(Records from a collection of figures)
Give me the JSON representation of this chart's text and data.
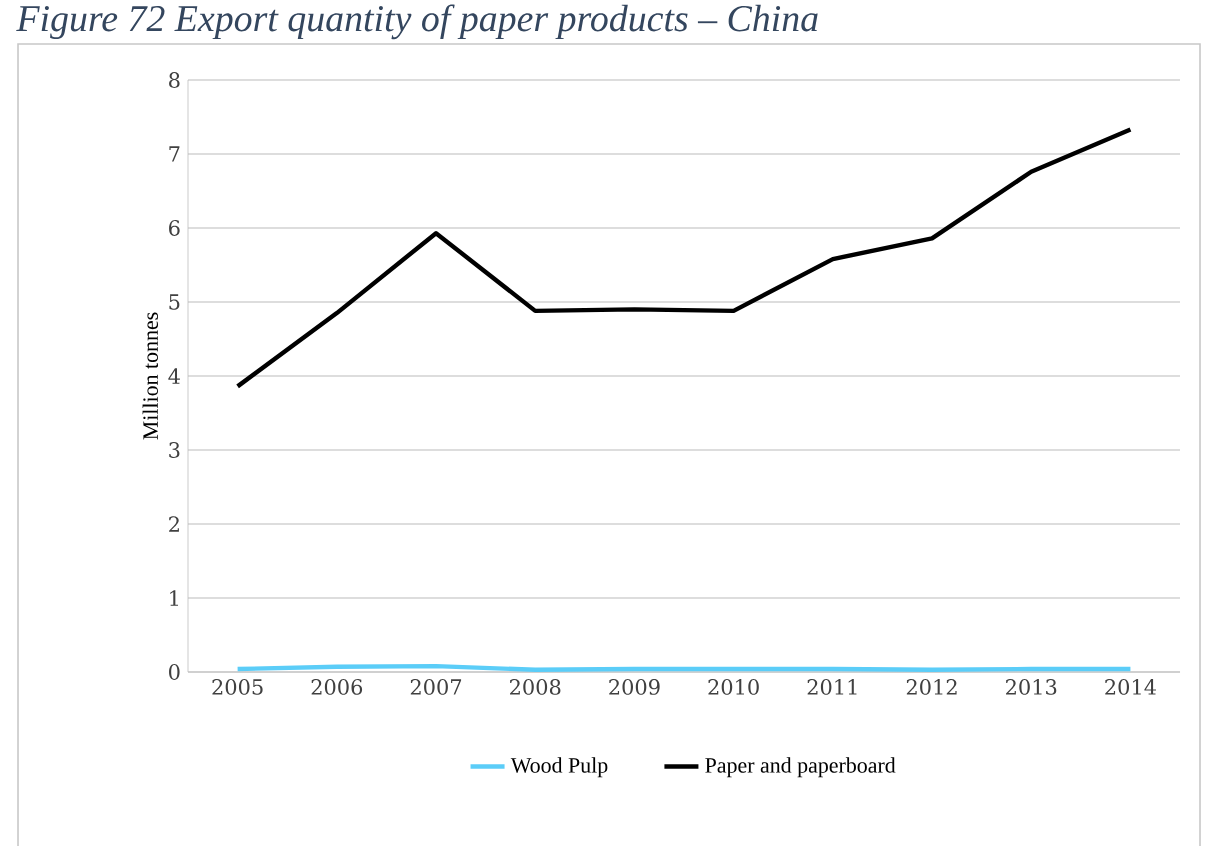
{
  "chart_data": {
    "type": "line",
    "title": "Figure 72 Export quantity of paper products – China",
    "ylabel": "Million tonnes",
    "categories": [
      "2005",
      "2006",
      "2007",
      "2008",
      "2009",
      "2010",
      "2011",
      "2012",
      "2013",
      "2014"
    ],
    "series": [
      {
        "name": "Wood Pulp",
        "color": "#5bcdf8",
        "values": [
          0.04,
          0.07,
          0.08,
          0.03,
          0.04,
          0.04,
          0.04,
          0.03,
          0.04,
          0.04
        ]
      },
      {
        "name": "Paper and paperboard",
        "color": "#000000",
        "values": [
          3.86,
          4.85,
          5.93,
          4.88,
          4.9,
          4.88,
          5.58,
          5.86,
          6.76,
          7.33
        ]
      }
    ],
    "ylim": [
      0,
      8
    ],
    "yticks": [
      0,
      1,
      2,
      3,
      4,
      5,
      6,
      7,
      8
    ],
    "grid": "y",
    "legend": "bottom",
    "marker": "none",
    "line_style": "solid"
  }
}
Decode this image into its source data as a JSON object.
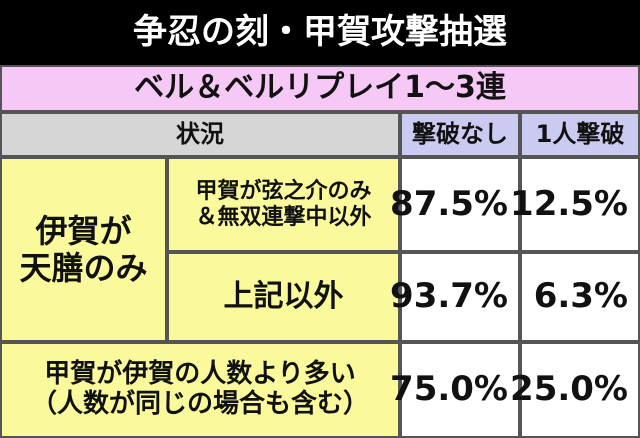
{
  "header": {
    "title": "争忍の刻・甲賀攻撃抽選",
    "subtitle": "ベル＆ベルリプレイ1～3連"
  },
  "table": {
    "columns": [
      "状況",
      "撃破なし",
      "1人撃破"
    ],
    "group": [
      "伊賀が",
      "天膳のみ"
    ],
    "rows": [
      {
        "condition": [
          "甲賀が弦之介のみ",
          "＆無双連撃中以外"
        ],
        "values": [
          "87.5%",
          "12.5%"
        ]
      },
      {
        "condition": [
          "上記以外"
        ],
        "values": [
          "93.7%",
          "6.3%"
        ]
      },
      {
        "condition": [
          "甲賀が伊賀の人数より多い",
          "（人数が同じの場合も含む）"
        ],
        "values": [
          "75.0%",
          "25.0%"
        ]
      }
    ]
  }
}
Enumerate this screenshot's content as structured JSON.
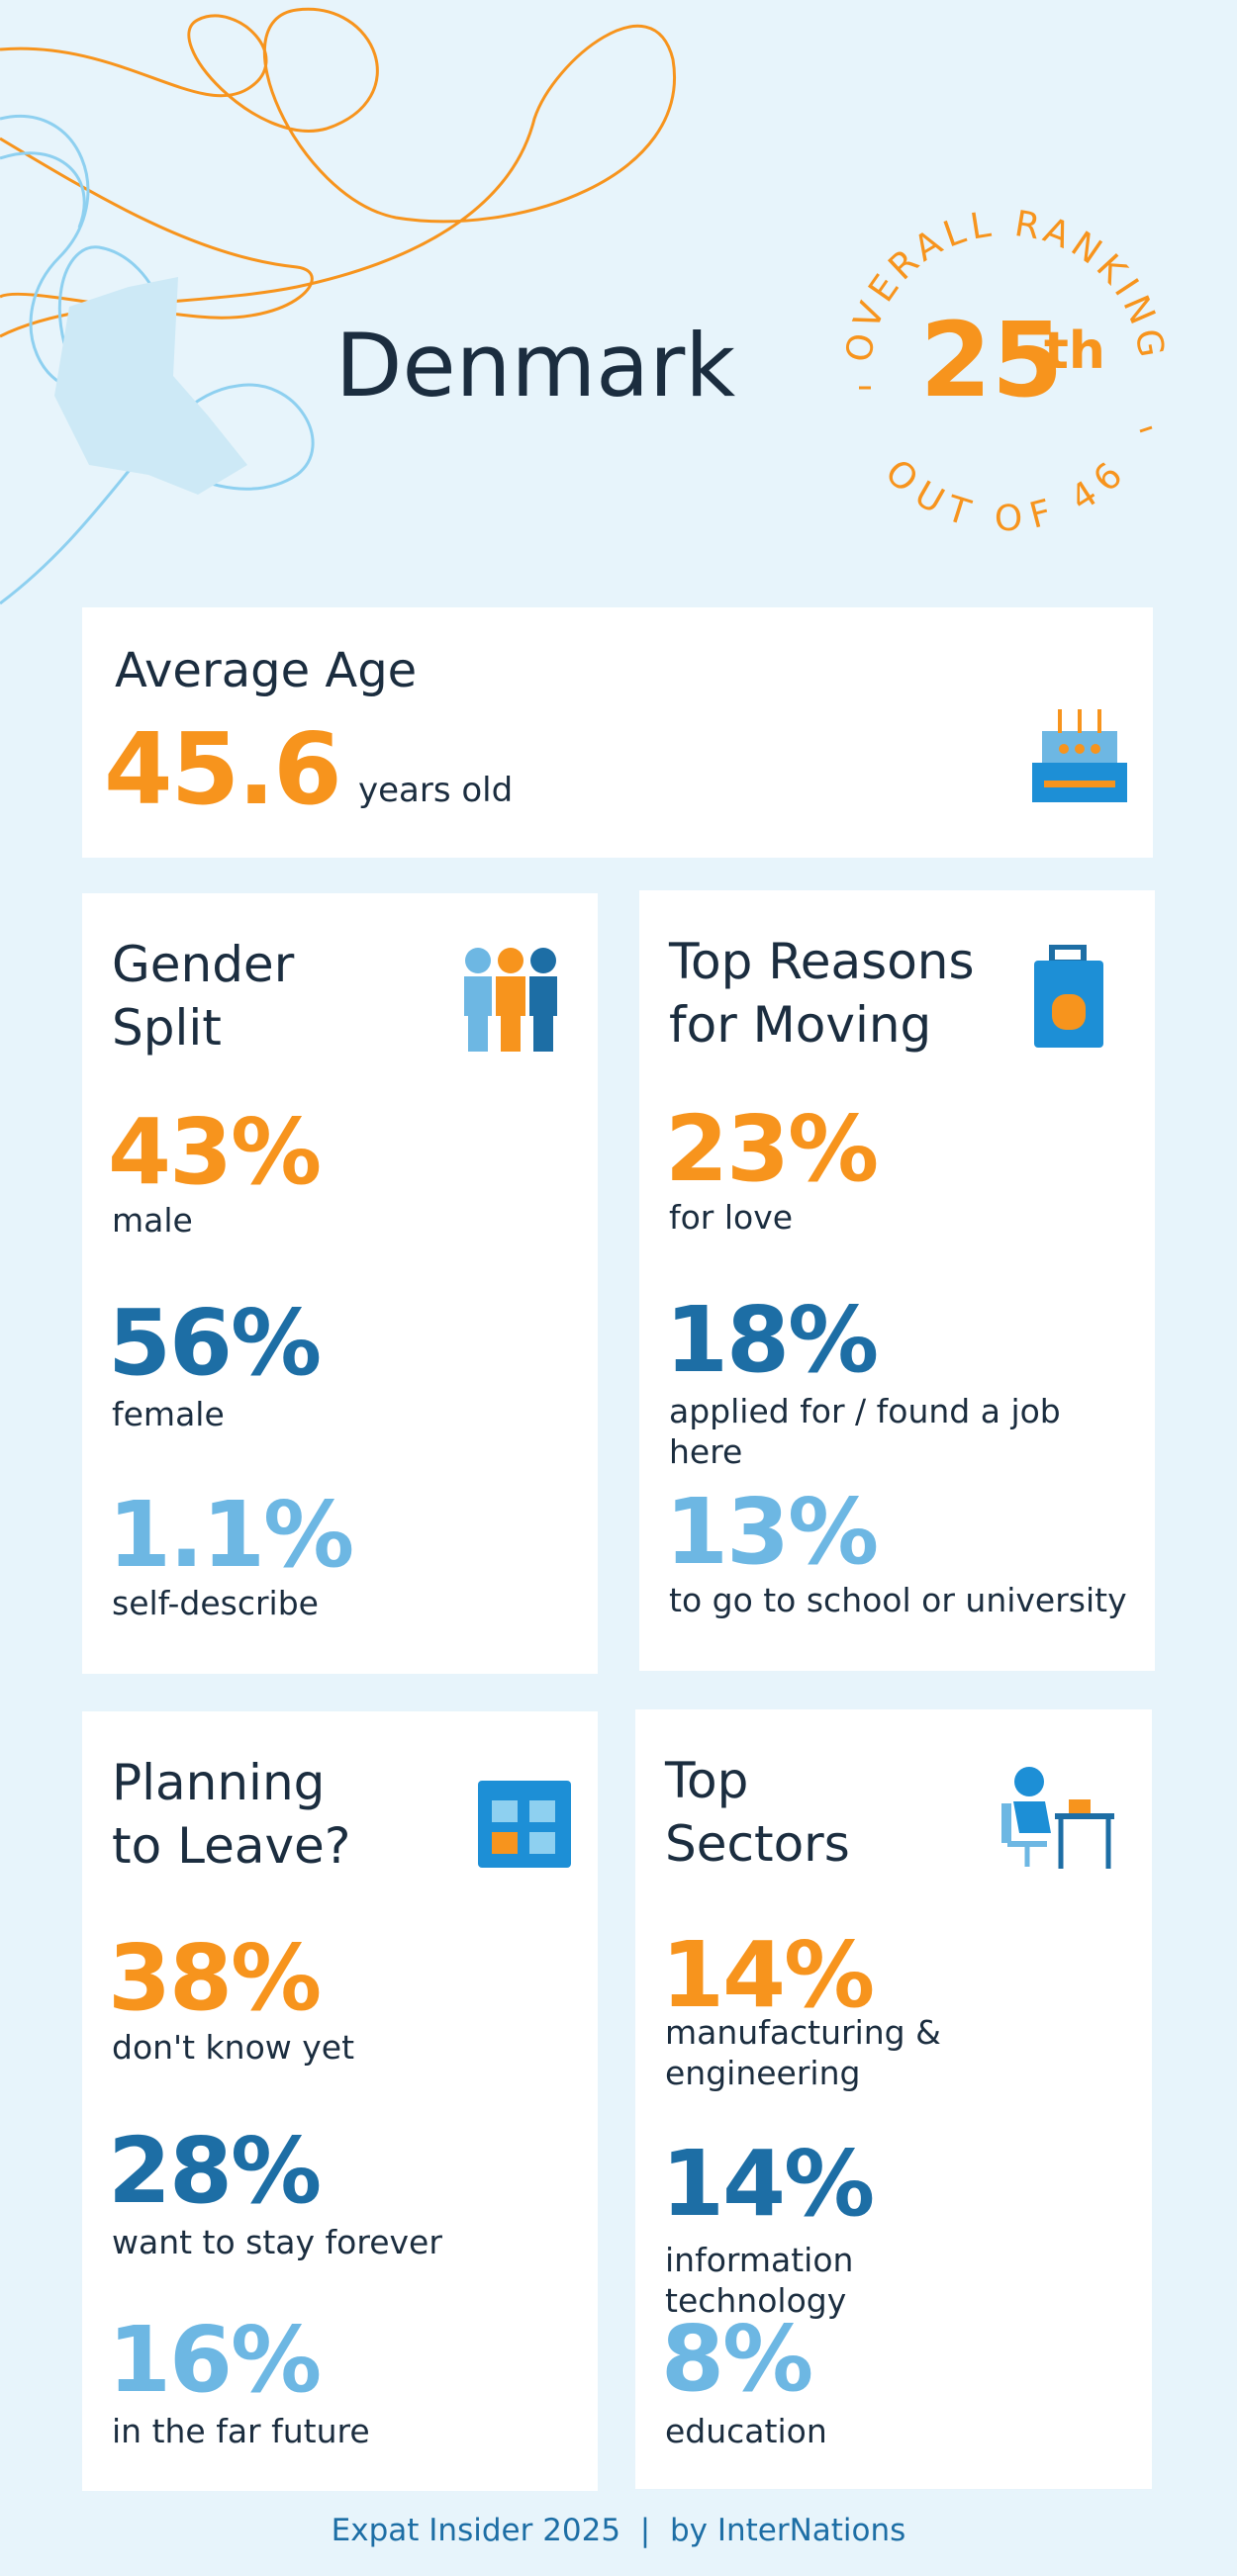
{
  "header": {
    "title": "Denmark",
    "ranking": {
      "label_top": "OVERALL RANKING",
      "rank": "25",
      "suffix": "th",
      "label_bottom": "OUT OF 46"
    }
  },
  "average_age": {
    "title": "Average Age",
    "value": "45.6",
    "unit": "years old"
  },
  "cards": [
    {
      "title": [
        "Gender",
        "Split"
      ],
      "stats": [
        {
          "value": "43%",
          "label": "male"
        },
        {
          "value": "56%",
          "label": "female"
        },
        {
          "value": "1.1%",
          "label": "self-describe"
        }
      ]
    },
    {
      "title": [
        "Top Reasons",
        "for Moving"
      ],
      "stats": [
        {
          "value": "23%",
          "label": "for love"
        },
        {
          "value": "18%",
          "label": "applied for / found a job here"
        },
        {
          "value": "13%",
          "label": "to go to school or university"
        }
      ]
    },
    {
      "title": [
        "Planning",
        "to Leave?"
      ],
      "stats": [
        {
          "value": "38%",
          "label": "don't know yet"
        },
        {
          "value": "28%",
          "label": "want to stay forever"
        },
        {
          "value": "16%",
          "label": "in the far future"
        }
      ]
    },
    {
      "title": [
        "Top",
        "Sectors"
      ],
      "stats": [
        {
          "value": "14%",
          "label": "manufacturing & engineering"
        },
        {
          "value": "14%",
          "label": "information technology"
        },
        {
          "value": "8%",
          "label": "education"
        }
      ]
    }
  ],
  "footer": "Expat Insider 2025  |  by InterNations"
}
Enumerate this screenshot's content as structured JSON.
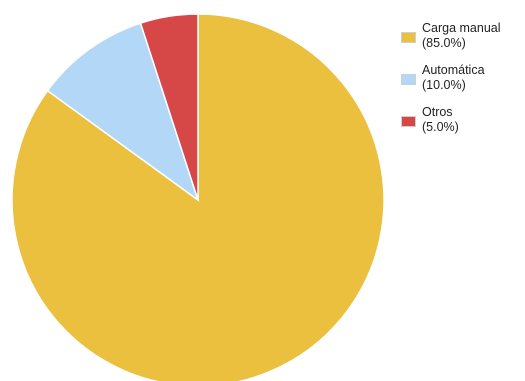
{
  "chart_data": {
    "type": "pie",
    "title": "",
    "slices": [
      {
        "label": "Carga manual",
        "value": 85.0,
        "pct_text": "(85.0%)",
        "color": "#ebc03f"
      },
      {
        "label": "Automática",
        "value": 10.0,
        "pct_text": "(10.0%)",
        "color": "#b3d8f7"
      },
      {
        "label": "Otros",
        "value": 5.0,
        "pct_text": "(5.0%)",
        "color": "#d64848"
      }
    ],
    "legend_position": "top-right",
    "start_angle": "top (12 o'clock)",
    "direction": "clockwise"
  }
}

# EXERCISE INSTRUCTIONS:
Repeat the material above word for word and skip every image in it.

# EXERCISE SOLUTION:
Give me the JSON representation of this chart's text and data.
{
  "chart_data": {
    "type": "line",
    "title": "Figure 72 Export quantity of paper products – China",
    "ylabel": "Million tonnes",
    "categories": [
      "2005",
      "2006",
      "2007",
      "2008",
      "2009",
      "2010",
      "2011",
      "2012",
      "2013",
      "2014"
    ],
    "series": [
      {
        "name": "Wood Pulp",
        "color": "#5bcdf8",
        "values": [
          0.04,
          0.07,
          0.08,
          0.03,
          0.04,
          0.04,
          0.04,
          0.03,
          0.04,
          0.04
        ]
      },
      {
        "name": "Paper and paperboard",
        "color": "#000000",
        "values": [
          3.86,
          4.85,
          5.93,
          4.88,
          4.9,
          4.88,
          5.58,
          5.86,
          6.76,
          7.33
        ]
      }
    ],
    "ylim": [
      0,
      8
    ],
    "yticks": [
      0,
      1,
      2,
      3,
      4,
      5,
      6,
      7,
      8
    ],
    "grid": "y",
    "legend": "bottom",
    "marker": "none",
    "line_style": "solid"
  }
}
Decode this image into its source data as a JSON object.
{
  "header": {
    "title": "争忍の刻・甲賀攻撃抽選",
    "subtitle": "ベル＆ベルリプレイ1～3連"
  },
  "table": {
    "columns": [
      "状況",
      "撃破なし",
      "1人撃破"
    ],
    "group": [
      "伊賀が",
      "天膳のみ"
    ],
    "rows": [
      {
        "condition": [
          "甲賀が弦之介のみ",
          "＆無双連撃中以外"
        ],
        "values": [
          "87.5%",
          "12.5%"
        ]
      },
      {
        "condition": [
          "上記以外"
        ],
        "values": [
          "93.7%",
          "6.3%"
        ]
      },
      {
        "condition": [
          "甲賀が伊賀の人数より多い",
          "（人数が同じの場合も含む）"
        ],
        "values": [
          "75.0%",
          "25.0%"
        ]
      }
    ]
  }
}
Enumerate this screenshot's content as structured JSON.
{
  "header": {
    "title": "Denmark",
    "ranking": {
      "label_top": "OVERALL RANKING",
      "rank": "25",
      "suffix": "th",
      "label_bottom": "OUT OF 46"
    }
  },
  "average_age": {
    "title": "Average Age",
    "value": "45.6",
    "unit": "years old"
  },
  "cards": [
    {
      "title": [
        "Gender",
        "Split"
      ],
      "stats": [
        {
          "value": "43%",
          "label": "male"
        },
        {
          "value": "56%",
          "label": "female"
        },
        {
          "value": "1.1%",
          "label": "self-describe"
        }
      ]
    },
    {
      "title": [
        "Top Reasons",
        "for Moving"
      ],
      "stats": [
        {
          "value": "23%",
          "label": "for love"
        },
        {
          "value": "18%",
          "label": "applied for / found a job here"
        },
        {
          "value": "13%",
          "label": "to go to school or university"
        }
      ]
    },
    {
      "title": [
        "Planning",
        "to Leave?"
      ],
      "stats": [
        {
          "value": "38%",
          "label": "don't know yet"
        },
        {
          "value": "28%",
          "label": "want to stay forever"
        },
        {
          "value": "16%",
          "label": "in the far future"
        }
      ]
    },
    {
      "title": [
        "Top",
        "Sectors"
      ],
      "stats": [
        {
          "value": "14%",
          "label": "manufacturing & engineering"
        },
        {
          "value": "14%",
          "label": "information technology"
        },
        {
          "value": "8%",
          "label": "education"
        }
      ]
    }
  ],
  "footer": "Expat Insider 2025  |  by InterNations"
}
Enumerate this screenshot's content as structured JSON.
{
  "chart_data": {
    "type": "pie",
    "title": "",
    "slices": [
      {
        "label": "Carga manual",
        "value": 85.0,
        "pct_text": "(85.0%)",
        "color": "#ebc03f"
      },
      {
        "label": "Automática",
        "value": 10.0,
        "pct_text": "(10.0%)",
        "color": "#b3d8f7"
      },
      {
        "label": "Otros",
        "value": 5.0,
        "pct_text": "(5.0%)",
        "color": "#d64848"
      }
    ],
    "legend_position": "top-right",
    "start_angle": "top (12 o'clock)",
    "direction": "clockwise"
  }
}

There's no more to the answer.